(Data tied to figure images)
┄┄┄┄┄┄
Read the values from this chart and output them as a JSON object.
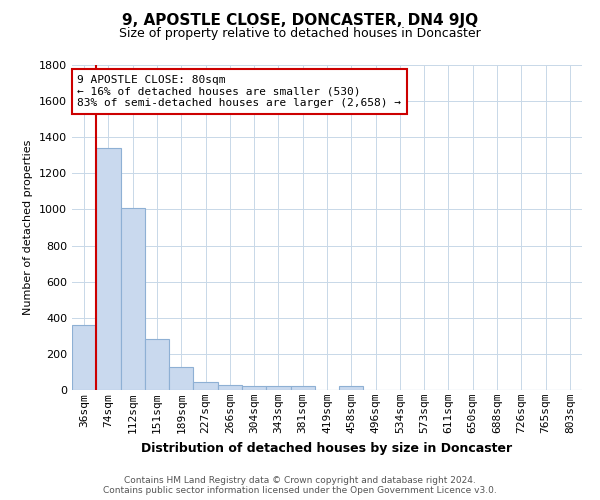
{
  "title": "9, APOSTLE CLOSE, DONCASTER, DN4 9JQ",
  "subtitle": "Size of property relative to detached houses in Doncaster",
  "xlabel": "Distribution of detached houses by size in Doncaster",
  "ylabel": "Number of detached properties",
  "bar_labels": [
    "36sqm",
    "74sqm",
    "112sqm",
    "151sqm",
    "189sqm",
    "227sqm",
    "266sqm",
    "304sqm",
    "343sqm",
    "381sqm",
    "419sqm",
    "458sqm",
    "496sqm",
    "534sqm",
    "573sqm",
    "611sqm",
    "650sqm",
    "688sqm",
    "726sqm",
    "765sqm",
    "803sqm"
  ],
  "bar_values": [
    360,
    1340,
    1010,
    285,
    130,
    45,
    30,
    20,
    20,
    20,
    0,
    20,
    0,
    0,
    0,
    0,
    0,
    0,
    0,
    0,
    0
  ],
  "bar_color": "#c9d9ee",
  "bar_edge_color": "#8eb0d4",
  "highlight_line_color": "#cc0000",
  "ylim": [
    0,
    1800
  ],
  "yticks": [
    0,
    200,
    400,
    600,
    800,
    1000,
    1200,
    1400,
    1600,
    1800
  ],
  "annotation_title": "9 APOSTLE CLOSE: 80sqm",
  "annotation_line1": "← 16% of detached houses are smaller (530)",
  "annotation_line2": "83% of semi-detached houses are larger (2,658) →",
  "footer1": "Contains HM Land Registry data © Crown copyright and database right 2024.",
  "footer2": "Contains public sector information licensed under the Open Government Licence v3.0.",
  "background_color": "#ffffff",
  "grid_color": "#c8d8e8",
  "title_fontsize": 11,
  "subtitle_fontsize": 9,
  "ylabel_fontsize": 8,
  "xlabel_fontsize": 9,
  "tick_fontsize": 8,
  "annot_fontsize": 8
}
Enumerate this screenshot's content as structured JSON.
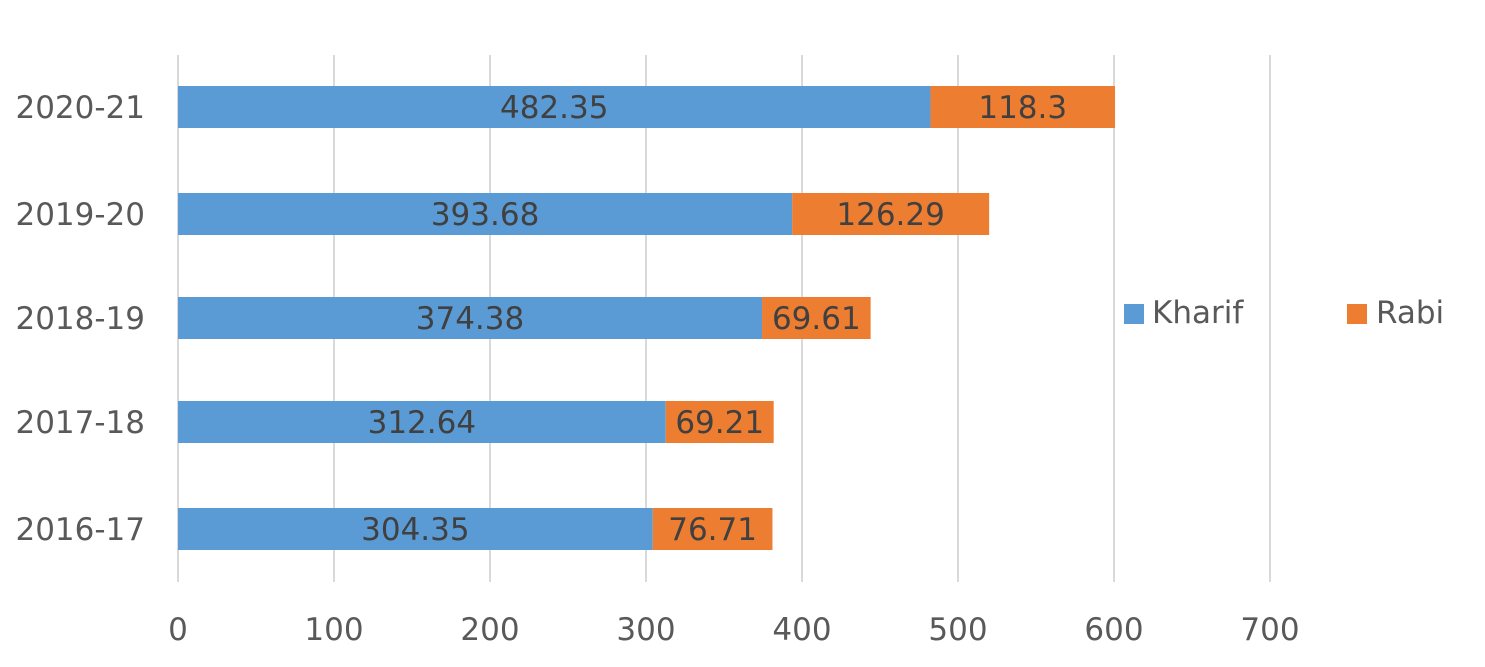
{
  "chart_data": {
    "type": "bar",
    "orientation": "horizontal",
    "stacked": true,
    "categories": [
      "2016-17",
      "2017-18",
      "2018-19",
      "2019-20",
      "2020-21"
    ],
    "series": [
      {
        "name": "Kharif",
        "values": [
          304.35,
          312.64,
          374.38,
          393.68,
          482.35
        ],
        "color": "#5b9bd5"
      },
      {
        "name": "Rabi",
        "values": [
          76.71,
          69.21,
          69.61,
          126.29,
          118.3
        ],
        "color": "#ed7d31"
      }
    ],
    "data_labels": [
      [
        "304.35",
        "312.64",
        "374.38",
        "393.68",
        "482.35"
      ],
      [
        "76.71",
        "69.21",
        "69.61",
        "126.29",
        "118.3"
      ]
    ],
    "xlim": [
      0,
      700
    ],
    "xticks": [
      "0",
      "100",
      "200",
      "300",
      "400",
      "500",
      "600",
      "700"
    ],
    "grid": true,
    "legend": "right",
    "title": "",
    "xlabel": "",
    "ylabel": ""
  }
}
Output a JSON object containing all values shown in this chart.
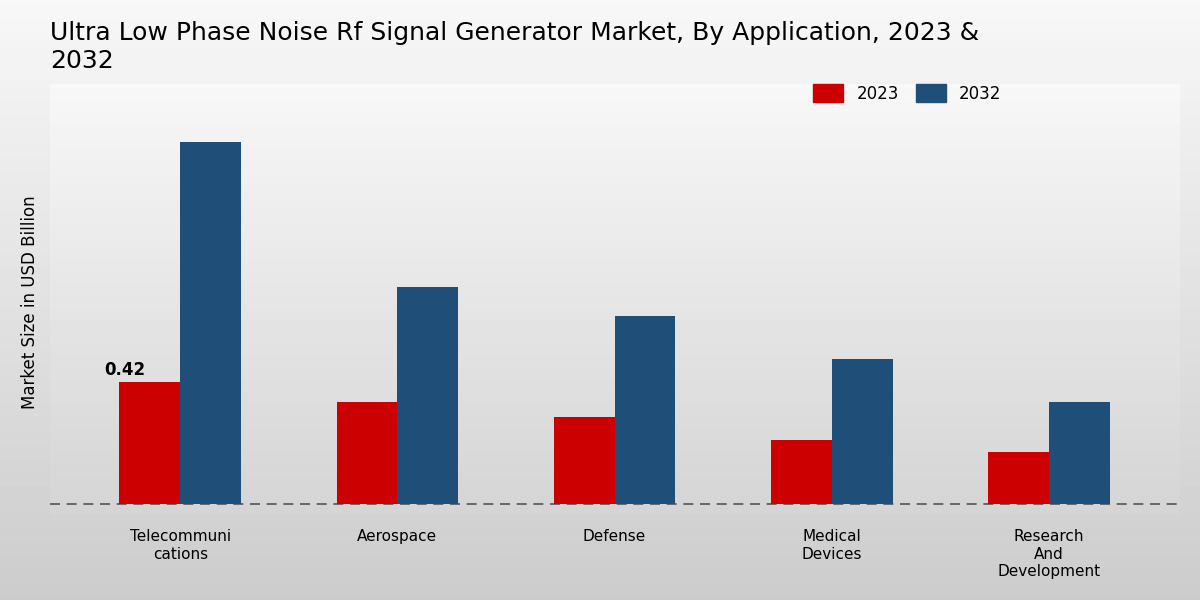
{
  "title": "Ultra Low Phase Noise Rf Signal Generator Market, By Application, 2023 &\n2032",
  "ylabel": "Market Size in USD Billion",
  "categories": [
    "Telecommuni\ncations",
    "Aerospace",
    "Defense",
    "Medical\nDevices",
    "Research\nAnd\nDevelopment"
  ],
  "values_2023": [
    0.42,
    0.35,
    0.3,
    0.22,
    0.18
  ],
  "values_2032": [
    1.25,
    0.75,
    0.65,
    0.5,
    0.35
  ],
  "color_2023": "#cc0000",
  "color_2032": "#1f4e79",
  "bar_label_value": "0.42",
  "bar_label_index": 0,
  "legend_2023": "2023",
  "legend_2032": "2032",
  "bg_light": "#f0f0f0",
  "bg_dark": "#d0d0d0",
  "title_fontsize": 18,
  "ylabel_fontsize": 12,
  "tick_fontsize": 11,
  "legend_fontsize": 12,
  "bar_width": 0.28,
  "ylim_min": -0.06,
  "ylim_max": 1.45
}
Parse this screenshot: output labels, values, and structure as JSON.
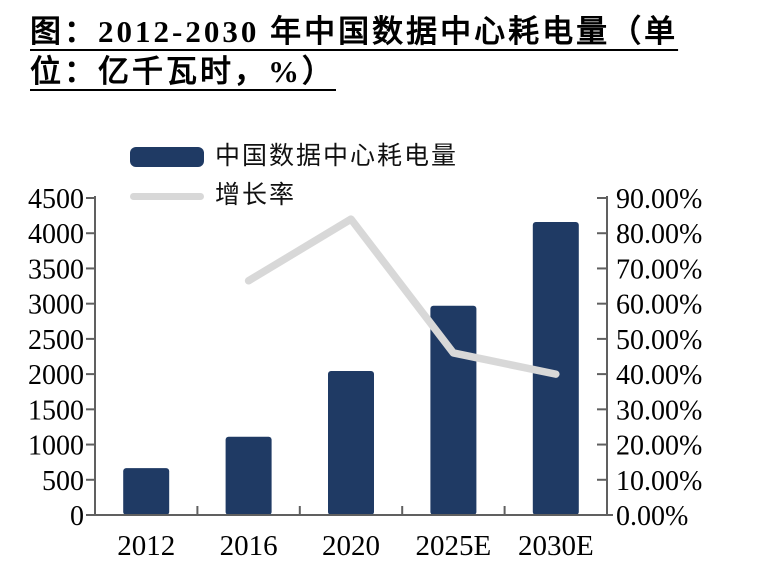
{
  "title": {
    "line1": "图：2012-2030 年中国数据中心耗电量（单",
    "line2": "位：亿千瓦时，%）"
  },
  "legend": {
    "series1": "中国数据中心耗电量",
    "series2": "增长率"
  },
  "colors": {
    "bar": "#1f3a64",
    "line": "#d8d8d8",
    "axis": "#606060",
    "text": "#000000"
  },
  "chart_data": {
    "type": "bar",
    "combo": "bar+line",
    "title": "图：2012-2030 年中国数据中心耗电量（单位：亿千瓦时，%）",
    "categories": [
      "2012",
      "2016",
      "2020",
      "2025E",
      "2030E"
    ],
    "series": [
      {
        "name": "中国数据中心耗电量",
        "type": "bar",
        "axis": "left",
        "unit": "亿千瓦时",
        "values": [
          665,
          1110,
          2045,
          2970,
          4160
        ]
      },
      {
        "name": "增长率",
        "type": "line",
        "axis": "right",
        "unit": "%",
        "values": [
          null,
          66.5,
          84,
          46,
          40
        ]
      }
    ],
    "left_axis": {
      "min": 0,
      "max": 4500,
      "step": 500,
      "ticks": [
        "4500",
        "4000",
        "3500",
        "3000",
        "2500",
        "2000",
        "1500",
        "1000",
        "500",
        "0"
      ]
    },
    "right_axis": {
      "min": 0,
      "max": 90,
      "step": 10,
      "ticks": [
        "90.00%",
        "80.00%",
        "70.00%",
        "60.00%",
        "50.00%",
        "40.00%",
        "30.00%",
        "20.00%",
        "10.00%",
        "0.00%"
      ]
    },
    "grid": false,
    "legend_position": "top-left"
  }
}
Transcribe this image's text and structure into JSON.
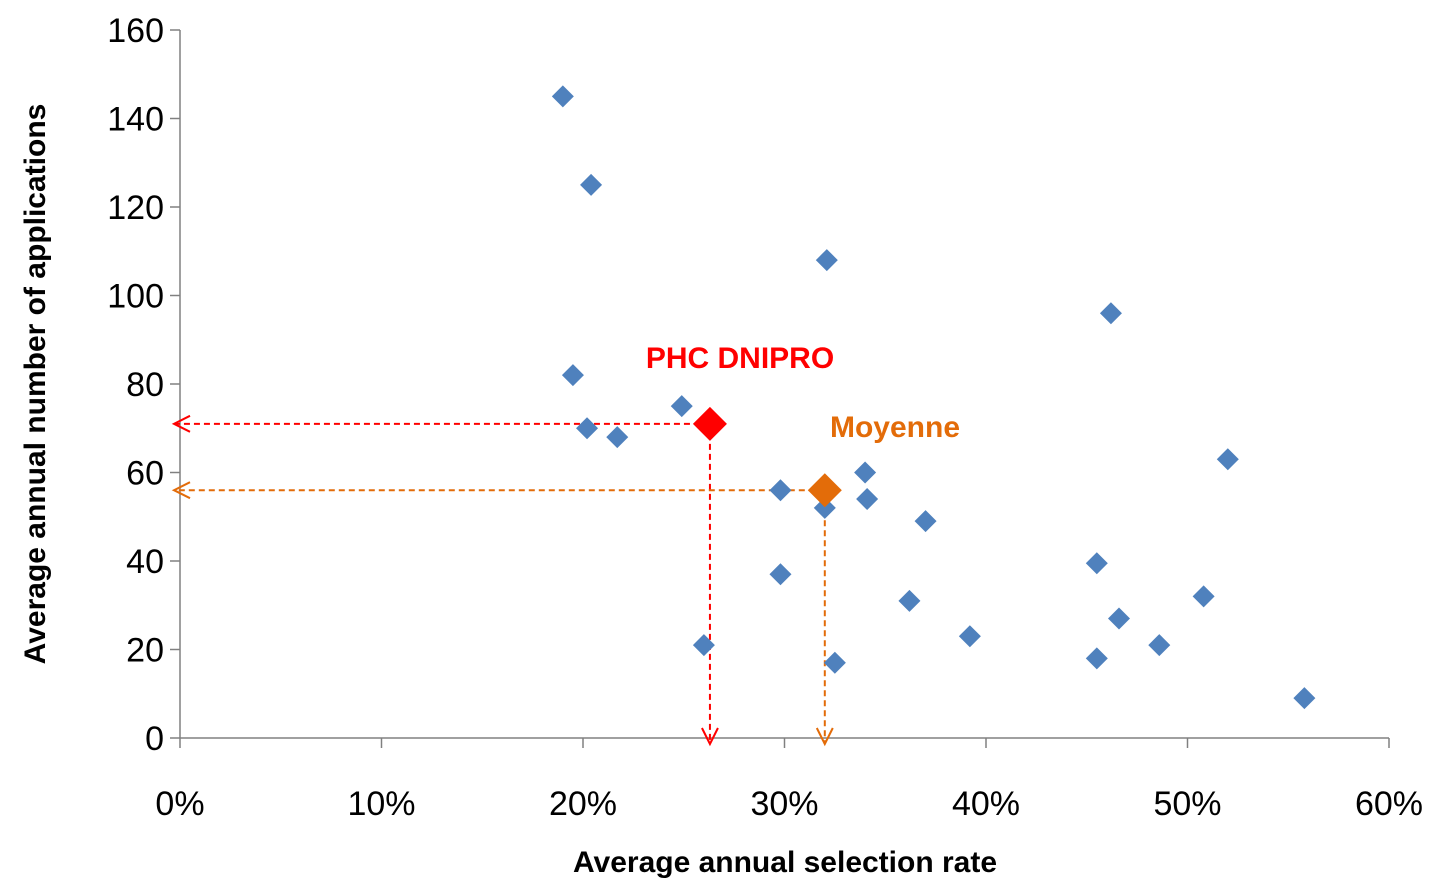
{
  "chart_data": {
    "type": "scatter",
    "xlabel": "Average annual selection rate",
    "ylabel": "Average annual number of applications",
    "xlim": [
      0,
      0.6
    ],
    "ylim": [
      0,
      160
    ],
    "x_ticks": [
      "0%",
      "10%",
      "20%",
      "30%",
      "40%",
      "50%",
      "60%"
    ],
    "x_tick_values": [
      0,
      0.1,
      0.2,
      0.3,
      0.4,
      0.5,
      0.6
    ],
    "y_ticks": [
      "0",
      "20",
      "40",
      "60",
      "80",
      "100",
      "120",
      "140",
      "160"
    ],
    "y_tick_values": [
      0,
      20,
      40,
      60,
      80,
      100,
      120,
      140,
      160
    ],
    "grid": false,
    "legend": "none",
    "colors": {
      "points": "#4f81bd",
      "highlight": "#ff0000",
      "average": "#e36c09",
      "axis": "#808080"
    },
    "points": [
      {
        "x": 0.19,
        "y": 145
      },
      {
        "x": 0.204,
        "y": 125
      },
      {
        "x": 0.321,
        "y": 108
      },
      {
        "x": 0.462,
        "y": 96
      },
      {
        "x": 0.195,
        "y": 82
      },
      {
        "x": 0.249,
        "y": 75
      },
      {
        "x": 0.202,
        "y": 70
      },
      {
        "x": 0.217,
        "y": 68
      },
      {
        "x": 0.52,
        "y": 63
      },
      {
        "x": 0.34,
        "y": 60
      },
      {
        "x": 0.298,
        "y": 56
      },
      {
        "x": 0.341,
        "y": 54
      },
      {
        "x": 0.32,
        "y": 52
      },
      {
        "x": 0.37,
        "y": 49
      },
      {
        "x": 0.455,
        "y": 39.5
      },
      {
        "x": 0.298,
        "y": 37
      },
      {
        "x": 0.508,
        "y": 32
      },
      {
        "x": 0.362,
        "y": 31
      },
      {
        "x": 0.466,
        "y": 27
      },
      {
        "x": 0.392,
        "y": 23
      },
      {
        "x": 0.26,
        "y": 21
      },
      {
        "x": 0.486,
        "y": 21
      },
      {
        "x": 0.455,
        "y": 18
      },
      {
        "x": 0.325,
        "y": 17
      },
      {
        "x": 0.558,
        "y": 9
      }
    ],
    "highlight": {
      "label": "PHC DNIPRO",
      "x": 0.263,
      "y": 71
    },
    "average": {
      "label": "Moyenne",
      "x": 0.32,
      "y": 56
    }
  }
}
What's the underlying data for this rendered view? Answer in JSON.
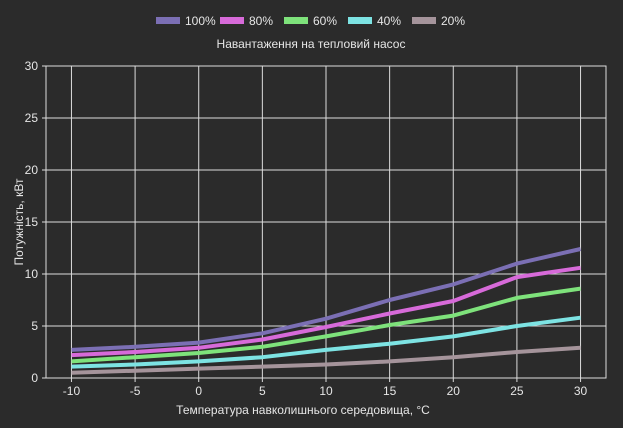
{
  "chart_data": {
    "type": "line",
    "legend_title": "Навантаження на тепловий насос",
    "legend_placement": "top-center",
    "xlabel": "Температура навколишнього середовища, °С",
    "ylabel": "Потужність, кВт",
    "xlim": [
      -12,
      32
    ],
    "ylim": [
      0,
      30
    ],
    "xticks": [
      -10,
      -5,
      0,
      5,
      10,
      15,
      20,
      25,
      30
    ],
    "yticks": [
      0,
      5,
      10,
      15,
      20,
      25,
      30
    ],
    "grid": true,
    "x": [
      -10,
      -5,
      0,
      5,
      10,
      15,
      20,
      25,
      30
    ],
    "series": [
      {
        "name": "100%",
        "color": "#7b6fb4",
        "values": [
          2.7,
          3.0,
          3.4,
          4.3,
          5.7,
          7.5,
          9.0,
          11.0,
          12.4
        ]
      },
      {
        "name": "80%",
        "color": "#d76ad9",
        "values": [
          2.2,
          2.5,
          2.9,
          3.7,
          4.9,
          6.2,
          7.4,
          9.7,
          10.6
        ]
      },
      {
        "name": "60%",
        "color": "#7ee27b",
        "values": [
          1.6,
          2.0,
          2.4,
          3.0,
          4.0,
          5.1,
          6.0,
          7.7,
          8.6
        ]
      },
      {
        "name": "40%",
        "color": "#7de3e3",
        "values": [
          1.1,
          1.3,
          1.6,
          2.0,
          2.7,
          3.3,
          4.0,
          5.0,
          5.8
        ]
      },
      {
        "name": "20%",
        "color": "#a5949b",
        "values": [
          0.5,
          0.7,
          0.9,
          1.1,
          1.3,
          1.6,
          2.0,
          2.5,
          2.9
        ]
      }
    ]
  }
}
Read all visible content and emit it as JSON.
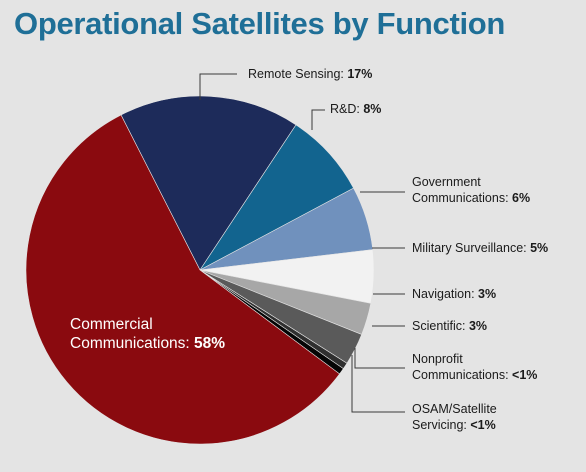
{
  "title": "Operational Satellites by Function",
  "chart_data": {
    "type": "pie",
    "slices": [
      {
        "name": "Commercial Communications",
        "value_text": "58%",
        "value": 58,
        "color": "#8a0a0f"
      },
      {
        "name": "Remote Sensing",
        "value_text": "17%",
        "value": 17,
        "color": "#1d2b5a"
      },
      {
        "name": "R&D",
        "value_text": "8%",
        "value": 8,
        "color": "#12648f"
      },
      {
        "name": "Government Communications",
        "value_text": "6%",
        "value": 6,
        "color": "#7091bd"
      },
      {
        "name": "Military Surveillance",
        "value_text": "5%",
        "value": 5,
        "color": "#f2f2f2"
      },
      {
        "name": "Navigation",
        "value_text": "3%",
        "value": 3,
        "color": "#a7a7a7"
      },
      {
        "name": "Scientific",
        "value_text": "3%",
        "value": 3,
        "color": "#5a5a5a"
      },
      {
        "name": "Nonprofit Communications",
        "value_text": "<1%",
        "value": 0.6,
        "color": "#2f2f2f"
      },
      {
        "name": "OSAM/Satellite Servicing",
        "value_text": "<1%",
        "value": 0.6,
        "color": "#050505"
      }
    ]
  }
}
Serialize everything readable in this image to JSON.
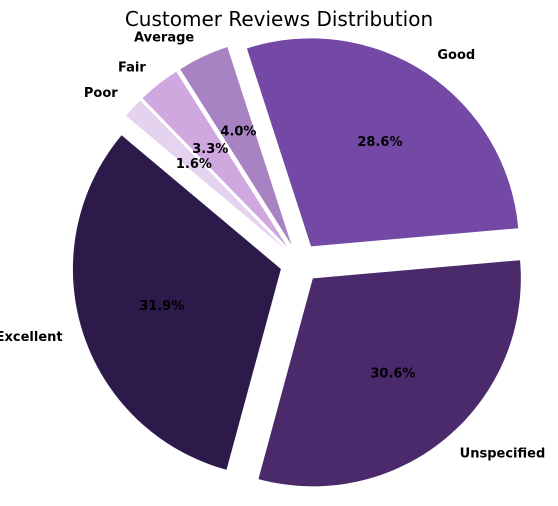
┄┄┄┄┄┄
◆ THE EXERCISE
Count the lines in which the string "Contains" appears, then report only that figure.

◆ RESULT
2